Stored data:
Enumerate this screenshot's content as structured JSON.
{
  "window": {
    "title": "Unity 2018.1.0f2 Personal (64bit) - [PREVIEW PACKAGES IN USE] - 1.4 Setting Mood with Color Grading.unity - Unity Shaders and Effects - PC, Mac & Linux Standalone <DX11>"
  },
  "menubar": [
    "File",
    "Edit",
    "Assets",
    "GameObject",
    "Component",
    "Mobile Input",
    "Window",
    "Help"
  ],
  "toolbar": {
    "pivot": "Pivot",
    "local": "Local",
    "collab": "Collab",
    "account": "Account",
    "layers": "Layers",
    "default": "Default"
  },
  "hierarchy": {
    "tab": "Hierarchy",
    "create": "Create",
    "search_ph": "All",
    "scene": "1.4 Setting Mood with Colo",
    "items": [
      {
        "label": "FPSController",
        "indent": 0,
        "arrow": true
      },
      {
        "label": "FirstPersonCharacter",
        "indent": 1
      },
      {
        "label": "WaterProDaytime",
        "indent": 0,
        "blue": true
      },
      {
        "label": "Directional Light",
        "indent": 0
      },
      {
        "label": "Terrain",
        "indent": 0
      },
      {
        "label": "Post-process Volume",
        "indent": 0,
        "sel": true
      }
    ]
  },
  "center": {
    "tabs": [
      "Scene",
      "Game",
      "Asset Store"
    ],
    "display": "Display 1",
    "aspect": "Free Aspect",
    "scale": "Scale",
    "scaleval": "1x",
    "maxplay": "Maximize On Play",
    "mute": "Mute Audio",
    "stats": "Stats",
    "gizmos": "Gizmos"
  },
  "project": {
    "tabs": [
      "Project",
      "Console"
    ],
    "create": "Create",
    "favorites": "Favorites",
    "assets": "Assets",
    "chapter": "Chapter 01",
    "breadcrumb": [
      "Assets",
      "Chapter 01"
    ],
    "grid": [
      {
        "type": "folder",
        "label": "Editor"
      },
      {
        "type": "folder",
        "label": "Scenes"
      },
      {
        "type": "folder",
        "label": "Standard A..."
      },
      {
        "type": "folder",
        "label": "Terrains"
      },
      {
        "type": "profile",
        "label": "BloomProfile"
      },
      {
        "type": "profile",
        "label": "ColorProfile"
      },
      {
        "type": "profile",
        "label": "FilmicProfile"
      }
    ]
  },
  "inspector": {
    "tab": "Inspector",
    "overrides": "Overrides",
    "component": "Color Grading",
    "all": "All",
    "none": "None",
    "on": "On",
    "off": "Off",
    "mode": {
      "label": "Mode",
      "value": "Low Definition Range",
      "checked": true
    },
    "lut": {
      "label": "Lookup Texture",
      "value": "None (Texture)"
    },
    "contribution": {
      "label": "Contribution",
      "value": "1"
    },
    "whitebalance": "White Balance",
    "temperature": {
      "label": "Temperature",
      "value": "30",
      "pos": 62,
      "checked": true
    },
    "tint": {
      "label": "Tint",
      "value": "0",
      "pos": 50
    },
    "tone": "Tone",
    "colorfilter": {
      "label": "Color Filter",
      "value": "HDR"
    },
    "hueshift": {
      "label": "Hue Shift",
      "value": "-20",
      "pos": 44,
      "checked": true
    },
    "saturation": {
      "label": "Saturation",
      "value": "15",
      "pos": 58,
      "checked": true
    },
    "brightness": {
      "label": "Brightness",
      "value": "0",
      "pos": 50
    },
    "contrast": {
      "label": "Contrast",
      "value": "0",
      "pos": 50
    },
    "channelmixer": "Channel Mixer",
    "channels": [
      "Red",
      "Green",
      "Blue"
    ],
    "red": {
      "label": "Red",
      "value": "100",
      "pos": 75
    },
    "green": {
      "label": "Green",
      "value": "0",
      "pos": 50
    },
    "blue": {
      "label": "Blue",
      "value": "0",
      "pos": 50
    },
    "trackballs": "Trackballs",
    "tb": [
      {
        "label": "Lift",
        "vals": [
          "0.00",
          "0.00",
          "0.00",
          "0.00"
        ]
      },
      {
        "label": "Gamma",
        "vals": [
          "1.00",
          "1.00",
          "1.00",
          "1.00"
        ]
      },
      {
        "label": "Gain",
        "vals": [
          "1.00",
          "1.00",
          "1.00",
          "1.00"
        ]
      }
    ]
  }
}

What to produce:
Retype the entries exactly, including every line.

The result:
Enumerate this screenshot's content as structured JSON.
{
  "window": {
    "title": "Unity 2018.1.0f2 Personal (64bit) - [PREVIEW PACKAGES IN USE] - 1.4 Setting Mood with Color Grading.unity - Unity Shaders and Effects - PC, Mac & Linux Standalone <DX11>"
  },
  "menubar": [
    "File",
    "Edit",
    "Assets",
    "GameObject",
    "Component",
    "Mobile Input",
    "Window",
    "Help"
  ],
  "toolbar": {
    "pivot": "Pivot",
    "local": "Local",
    "collab": "Collab",
    "account": "Account",
    "layers": "Layers",
    "default": "Default"
  },
  "hierarchy": {
    "tab": "Hierarchy",
    "create": "Create",
    "search_ph": "All",
    "scene": "1.4 Setting Mood with Colo",
    "items": [
      {
        "label": "FPSController",
        "indent": 0,
        "arrow": true
      },
      {
        "label": "FirstPersonCharacter",
        "indent": 1
      },
      {
        "label": "WaterProDaytime",
        "indent": 0,
        "blue": true
      },
      {
        "label": "Directional Light",
        "indent": 0
      },
      {
        "label": "Terrain",
        "indent": 0
      },
      {
        "label": "Post-process Volume",
        "indent": 0,
        "sel": true
      }
    ]
  },
  "center": {
    "tabs": [
      "Scene",
      "Game",
      "Asset Store"
    ],
    "display": "Display 1",
    "aspect": "Free Aspect",
    "scale": "Scale",
    "scaleval": "1x",
    "maxplay": "Maximize On Play",
    "mute": "Mute Audio",
    "stats": "Stats",
    "gizmos": "Gizmos"
  },
  "project": {
    "tabs": [
      "Project",
      "Console"
    ],
    "create": "Create",
    "favorites": "Favorites",
    "assets": "Assets",
    "chapter": "Chapter 01",
    "breadcrumb": [
      "Assets",
      "Chapter 01"
    ],
    "grid": [
      {
        "type": "folder",
        "label": "Editor"
      },
      {
        "type": "folder",
        "label": "Scenes"
      },
      {
        "type": "folder",
        "label": "Standard A..."
      },
      {
        "type": "folder",
        "label": "Terrains"
      },
      {
        "type": "profile",
        "label": "BloomProfile"
      },
      {
        "type": "profile",
        "label": "ColorProfile"
      },
      {
        "type": "profile",
        "label": "FilmicProfile"
      }
    ]
  },
  "inspector": {
    "tab": "Inspector",
    "overrides": "Overrides",
    "component": "Color Grading",
    "all": "All",
    "none": "None",
    "on": "On",
    "off": "Off",
    "mode": {
      "label": "Mode",
      "value": "Low Definition Range",
      "checked": true
    },
    "lut": {
      "label": "Lookup Texture",
      "value": "None (Texture)"
    },
    "contribution": {
      "label": "Contribution",
      "value": "1"
    },
    "whitebalance": "White Balance",
    "temperature": {
      "label": "Temperature",
      "value": "30",
      "pos": 62,
      "checked": true
    },
    "tint": {
      "label": "Tint",
      "value": "0",
      "pos": 50
    },
    "tone": "Tone",
    "colorfilter": {
      "label": "Color Filter",
      "value": "HDR"
    },
    "hueshift": {
      "label": "Hue Shift",
      "value": "-20",
      "pos": 44,
      "checked": true
    },
    "saturation": {
      "label": "Saturation",
      "value": "15",
      "pos": 58,
      "checked": true
    },
    "brightness": {
      "label": "Brightness",
      "value": "0",
      "pos": 50
    },
    "contrast": {
      "label": "Contrast",
      "value": "0",
      "pos": 50
    },
    "channelmixer": "Channel Mixer",
    "channels": [
      "Red",
      "Green",
      "Blue"
    ],
    "red": {
      "label": "Red",
      "value": "100",
      "pos": 75
    },
    "green": {
      "label": "Green",
      "value": "0",
      "pos": 50
    },
    "blue": {
      "label": "Blue",
      "value": "0",
      "pos": 50
    },
    "trackballs": "Trackballs",
    "tb": [
      {
        "label": "Lift",
        "vals": [
          "0.00",
          "0.00",
          "0.00",
          "0.00"
        ]
      },
      {
        "label": "Gamma",
        "vals": [
          "1.00",
          "1.00",
          "1.00",
          "1.00"
        ]
      },
      {
        "label": "Gain",
        "vals": [
          "1.00",
          "1.00",
          "1.00",
          "1.00"
        ]
      }
    ]
  }
}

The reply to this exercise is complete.